## Stored dataset items
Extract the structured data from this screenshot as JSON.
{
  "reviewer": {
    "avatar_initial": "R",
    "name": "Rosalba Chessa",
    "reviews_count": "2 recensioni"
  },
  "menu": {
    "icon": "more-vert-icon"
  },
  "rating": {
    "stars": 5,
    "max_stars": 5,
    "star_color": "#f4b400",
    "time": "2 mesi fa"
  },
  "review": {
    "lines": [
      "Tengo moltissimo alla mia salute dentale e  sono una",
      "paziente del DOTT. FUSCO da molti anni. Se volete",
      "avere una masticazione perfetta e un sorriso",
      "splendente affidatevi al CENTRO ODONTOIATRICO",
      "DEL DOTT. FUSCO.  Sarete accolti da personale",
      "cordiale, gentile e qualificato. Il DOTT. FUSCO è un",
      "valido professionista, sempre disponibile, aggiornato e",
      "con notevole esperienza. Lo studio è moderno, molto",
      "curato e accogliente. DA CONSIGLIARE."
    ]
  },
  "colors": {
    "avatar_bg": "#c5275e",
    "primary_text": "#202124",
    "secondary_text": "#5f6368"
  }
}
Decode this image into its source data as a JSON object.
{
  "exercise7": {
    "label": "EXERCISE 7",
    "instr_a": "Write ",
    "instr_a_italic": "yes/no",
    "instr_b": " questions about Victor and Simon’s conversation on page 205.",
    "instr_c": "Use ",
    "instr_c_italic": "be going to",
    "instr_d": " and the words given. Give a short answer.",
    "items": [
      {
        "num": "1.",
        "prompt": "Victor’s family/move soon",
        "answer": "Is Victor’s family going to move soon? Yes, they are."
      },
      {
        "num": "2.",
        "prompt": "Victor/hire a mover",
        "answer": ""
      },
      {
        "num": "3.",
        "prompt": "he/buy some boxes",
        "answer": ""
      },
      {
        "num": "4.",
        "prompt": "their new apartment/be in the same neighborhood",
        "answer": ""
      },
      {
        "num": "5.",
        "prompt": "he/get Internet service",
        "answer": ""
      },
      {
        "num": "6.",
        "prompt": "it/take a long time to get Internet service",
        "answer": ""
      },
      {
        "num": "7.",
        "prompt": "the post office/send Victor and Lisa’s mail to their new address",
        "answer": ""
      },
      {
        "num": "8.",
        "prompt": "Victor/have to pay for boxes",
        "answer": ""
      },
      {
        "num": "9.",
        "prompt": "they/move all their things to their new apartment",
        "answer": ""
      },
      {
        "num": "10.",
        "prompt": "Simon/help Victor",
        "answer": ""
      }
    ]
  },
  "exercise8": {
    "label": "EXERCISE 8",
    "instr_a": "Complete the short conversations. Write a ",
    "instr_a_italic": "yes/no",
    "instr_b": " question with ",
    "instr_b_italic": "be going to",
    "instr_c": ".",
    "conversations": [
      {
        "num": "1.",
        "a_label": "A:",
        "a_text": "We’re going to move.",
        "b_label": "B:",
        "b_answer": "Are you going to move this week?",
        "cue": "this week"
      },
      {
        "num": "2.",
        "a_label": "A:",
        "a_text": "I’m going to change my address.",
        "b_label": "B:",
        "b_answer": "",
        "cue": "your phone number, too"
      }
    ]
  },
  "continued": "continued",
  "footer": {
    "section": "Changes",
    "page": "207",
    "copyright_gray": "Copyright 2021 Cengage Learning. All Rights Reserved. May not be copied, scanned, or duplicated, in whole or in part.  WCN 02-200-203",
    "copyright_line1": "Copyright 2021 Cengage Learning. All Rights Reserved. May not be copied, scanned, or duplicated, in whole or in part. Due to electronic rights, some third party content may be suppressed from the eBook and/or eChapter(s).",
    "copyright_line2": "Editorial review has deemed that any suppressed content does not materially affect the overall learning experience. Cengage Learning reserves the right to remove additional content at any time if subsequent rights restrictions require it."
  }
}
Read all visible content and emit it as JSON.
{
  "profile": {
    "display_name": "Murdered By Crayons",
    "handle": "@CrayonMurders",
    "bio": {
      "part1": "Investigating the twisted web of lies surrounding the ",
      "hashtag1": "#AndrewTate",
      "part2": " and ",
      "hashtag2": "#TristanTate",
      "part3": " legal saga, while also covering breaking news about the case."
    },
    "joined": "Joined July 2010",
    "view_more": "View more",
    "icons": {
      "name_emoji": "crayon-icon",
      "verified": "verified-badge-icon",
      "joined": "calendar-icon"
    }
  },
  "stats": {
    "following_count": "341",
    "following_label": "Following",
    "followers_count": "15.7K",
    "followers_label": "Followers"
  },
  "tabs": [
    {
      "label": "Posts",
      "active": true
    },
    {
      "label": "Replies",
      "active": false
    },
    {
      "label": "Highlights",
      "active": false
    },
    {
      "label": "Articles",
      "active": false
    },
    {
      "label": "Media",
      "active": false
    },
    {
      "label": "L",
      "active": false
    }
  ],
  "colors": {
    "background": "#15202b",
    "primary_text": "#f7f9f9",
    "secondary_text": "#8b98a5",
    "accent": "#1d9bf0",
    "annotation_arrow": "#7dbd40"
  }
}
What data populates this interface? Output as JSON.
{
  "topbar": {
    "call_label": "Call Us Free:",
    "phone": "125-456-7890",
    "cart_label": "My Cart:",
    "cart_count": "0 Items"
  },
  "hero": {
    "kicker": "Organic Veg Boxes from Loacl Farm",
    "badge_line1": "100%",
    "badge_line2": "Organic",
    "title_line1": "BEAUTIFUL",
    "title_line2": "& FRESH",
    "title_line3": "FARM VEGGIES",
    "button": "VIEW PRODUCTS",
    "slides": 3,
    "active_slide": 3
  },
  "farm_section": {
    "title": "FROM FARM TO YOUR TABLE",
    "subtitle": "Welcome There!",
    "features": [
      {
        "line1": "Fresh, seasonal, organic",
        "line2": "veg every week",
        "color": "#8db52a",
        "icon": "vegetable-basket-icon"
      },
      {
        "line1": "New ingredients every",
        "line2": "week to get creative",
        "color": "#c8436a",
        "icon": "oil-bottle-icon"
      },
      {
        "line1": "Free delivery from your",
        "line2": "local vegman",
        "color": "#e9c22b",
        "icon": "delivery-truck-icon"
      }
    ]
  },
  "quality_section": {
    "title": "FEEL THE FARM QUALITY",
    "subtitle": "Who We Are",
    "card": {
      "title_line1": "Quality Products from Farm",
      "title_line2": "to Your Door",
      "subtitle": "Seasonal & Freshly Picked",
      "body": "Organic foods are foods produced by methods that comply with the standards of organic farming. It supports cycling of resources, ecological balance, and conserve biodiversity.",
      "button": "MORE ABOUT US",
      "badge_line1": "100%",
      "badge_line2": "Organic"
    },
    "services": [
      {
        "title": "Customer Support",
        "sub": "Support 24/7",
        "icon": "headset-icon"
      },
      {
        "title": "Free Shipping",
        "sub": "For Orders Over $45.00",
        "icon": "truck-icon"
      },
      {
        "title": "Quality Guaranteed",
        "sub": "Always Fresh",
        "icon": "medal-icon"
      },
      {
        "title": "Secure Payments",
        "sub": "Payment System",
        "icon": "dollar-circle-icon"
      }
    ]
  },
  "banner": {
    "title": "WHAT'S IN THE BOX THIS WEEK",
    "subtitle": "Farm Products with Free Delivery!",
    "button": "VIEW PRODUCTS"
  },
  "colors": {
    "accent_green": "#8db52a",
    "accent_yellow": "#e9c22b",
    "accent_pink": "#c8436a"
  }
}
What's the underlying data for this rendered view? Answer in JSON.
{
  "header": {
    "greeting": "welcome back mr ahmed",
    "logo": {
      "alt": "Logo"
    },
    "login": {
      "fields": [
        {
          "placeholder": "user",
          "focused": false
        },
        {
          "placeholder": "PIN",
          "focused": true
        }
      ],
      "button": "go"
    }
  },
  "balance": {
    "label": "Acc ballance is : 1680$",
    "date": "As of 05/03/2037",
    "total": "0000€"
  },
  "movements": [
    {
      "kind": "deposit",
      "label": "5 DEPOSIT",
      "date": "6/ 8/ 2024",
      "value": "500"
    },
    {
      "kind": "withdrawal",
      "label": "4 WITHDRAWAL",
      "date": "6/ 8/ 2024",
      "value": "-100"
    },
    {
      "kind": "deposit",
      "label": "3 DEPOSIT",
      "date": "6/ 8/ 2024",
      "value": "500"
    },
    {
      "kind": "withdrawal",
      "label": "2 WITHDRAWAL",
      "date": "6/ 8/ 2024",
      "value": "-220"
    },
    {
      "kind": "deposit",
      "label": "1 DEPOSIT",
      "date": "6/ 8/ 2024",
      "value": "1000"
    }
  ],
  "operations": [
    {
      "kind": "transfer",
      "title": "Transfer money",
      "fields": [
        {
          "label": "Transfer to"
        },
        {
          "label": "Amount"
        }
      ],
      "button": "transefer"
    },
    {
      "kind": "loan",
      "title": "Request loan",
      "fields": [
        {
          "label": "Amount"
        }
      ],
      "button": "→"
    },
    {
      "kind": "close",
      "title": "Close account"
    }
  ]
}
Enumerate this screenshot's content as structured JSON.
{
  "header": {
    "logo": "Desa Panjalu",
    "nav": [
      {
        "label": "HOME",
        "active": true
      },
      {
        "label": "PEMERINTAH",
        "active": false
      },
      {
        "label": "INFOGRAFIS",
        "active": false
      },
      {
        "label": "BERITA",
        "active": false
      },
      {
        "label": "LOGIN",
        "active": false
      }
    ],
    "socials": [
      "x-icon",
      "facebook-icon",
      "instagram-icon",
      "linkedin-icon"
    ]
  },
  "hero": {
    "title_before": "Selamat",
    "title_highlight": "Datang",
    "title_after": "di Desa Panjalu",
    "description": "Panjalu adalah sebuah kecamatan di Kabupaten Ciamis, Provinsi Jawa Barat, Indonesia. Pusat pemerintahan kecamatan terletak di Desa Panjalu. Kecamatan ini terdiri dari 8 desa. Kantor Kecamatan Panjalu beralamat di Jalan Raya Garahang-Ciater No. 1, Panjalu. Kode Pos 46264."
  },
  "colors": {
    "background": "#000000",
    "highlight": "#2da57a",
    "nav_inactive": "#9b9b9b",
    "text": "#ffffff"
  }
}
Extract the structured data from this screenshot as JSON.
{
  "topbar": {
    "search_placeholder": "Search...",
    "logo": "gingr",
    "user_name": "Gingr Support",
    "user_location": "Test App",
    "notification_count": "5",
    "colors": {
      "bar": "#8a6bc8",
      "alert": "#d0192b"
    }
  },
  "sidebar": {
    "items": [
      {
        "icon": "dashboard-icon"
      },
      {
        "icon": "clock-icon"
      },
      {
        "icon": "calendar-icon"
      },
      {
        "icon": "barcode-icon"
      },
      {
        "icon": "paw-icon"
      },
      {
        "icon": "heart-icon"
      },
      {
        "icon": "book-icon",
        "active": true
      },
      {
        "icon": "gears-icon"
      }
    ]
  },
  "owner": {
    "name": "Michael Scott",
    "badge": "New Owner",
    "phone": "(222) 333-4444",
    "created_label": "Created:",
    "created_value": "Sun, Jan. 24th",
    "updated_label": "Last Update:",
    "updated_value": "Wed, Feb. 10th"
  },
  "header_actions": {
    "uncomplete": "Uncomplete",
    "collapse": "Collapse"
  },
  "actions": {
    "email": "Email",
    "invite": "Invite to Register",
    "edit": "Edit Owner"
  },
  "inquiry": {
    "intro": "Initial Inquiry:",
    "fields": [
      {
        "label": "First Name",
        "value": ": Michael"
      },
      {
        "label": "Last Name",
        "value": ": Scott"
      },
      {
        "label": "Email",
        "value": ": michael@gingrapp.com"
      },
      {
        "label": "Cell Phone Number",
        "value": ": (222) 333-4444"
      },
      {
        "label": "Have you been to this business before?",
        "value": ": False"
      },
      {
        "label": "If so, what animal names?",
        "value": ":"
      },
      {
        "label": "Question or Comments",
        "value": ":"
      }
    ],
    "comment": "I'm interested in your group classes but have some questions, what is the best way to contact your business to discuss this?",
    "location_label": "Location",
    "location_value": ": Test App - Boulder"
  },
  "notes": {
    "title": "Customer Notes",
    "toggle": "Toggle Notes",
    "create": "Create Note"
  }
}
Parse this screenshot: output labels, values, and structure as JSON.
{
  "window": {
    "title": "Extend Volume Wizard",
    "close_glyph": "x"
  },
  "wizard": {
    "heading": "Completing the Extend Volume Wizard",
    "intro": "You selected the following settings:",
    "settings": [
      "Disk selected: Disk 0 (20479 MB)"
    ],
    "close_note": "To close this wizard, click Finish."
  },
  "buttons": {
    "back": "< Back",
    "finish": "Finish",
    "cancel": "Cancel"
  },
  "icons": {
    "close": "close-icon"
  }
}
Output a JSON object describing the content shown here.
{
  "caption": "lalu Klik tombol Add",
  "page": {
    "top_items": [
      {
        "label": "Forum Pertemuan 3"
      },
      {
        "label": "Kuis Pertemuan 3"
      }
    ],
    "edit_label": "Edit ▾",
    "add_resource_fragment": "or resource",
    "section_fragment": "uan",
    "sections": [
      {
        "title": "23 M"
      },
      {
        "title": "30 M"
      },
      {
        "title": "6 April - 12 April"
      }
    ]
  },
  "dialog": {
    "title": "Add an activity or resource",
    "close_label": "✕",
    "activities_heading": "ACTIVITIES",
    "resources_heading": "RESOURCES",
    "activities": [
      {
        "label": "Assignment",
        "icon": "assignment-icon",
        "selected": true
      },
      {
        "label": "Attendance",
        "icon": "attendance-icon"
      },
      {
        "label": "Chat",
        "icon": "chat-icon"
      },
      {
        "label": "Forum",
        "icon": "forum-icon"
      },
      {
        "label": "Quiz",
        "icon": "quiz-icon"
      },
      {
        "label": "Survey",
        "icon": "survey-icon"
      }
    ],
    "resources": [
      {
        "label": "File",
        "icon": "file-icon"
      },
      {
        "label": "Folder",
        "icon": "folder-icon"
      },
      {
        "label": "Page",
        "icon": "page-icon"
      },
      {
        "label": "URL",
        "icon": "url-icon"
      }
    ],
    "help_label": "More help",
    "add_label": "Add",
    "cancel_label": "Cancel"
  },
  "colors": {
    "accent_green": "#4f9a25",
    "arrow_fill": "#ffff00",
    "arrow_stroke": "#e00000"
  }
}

## What to work on
Show all lines from the listing above in which "object" appears.

## The solution
Decode this image into its source data as a JSON object.
Output a JSON object describing the content shown here.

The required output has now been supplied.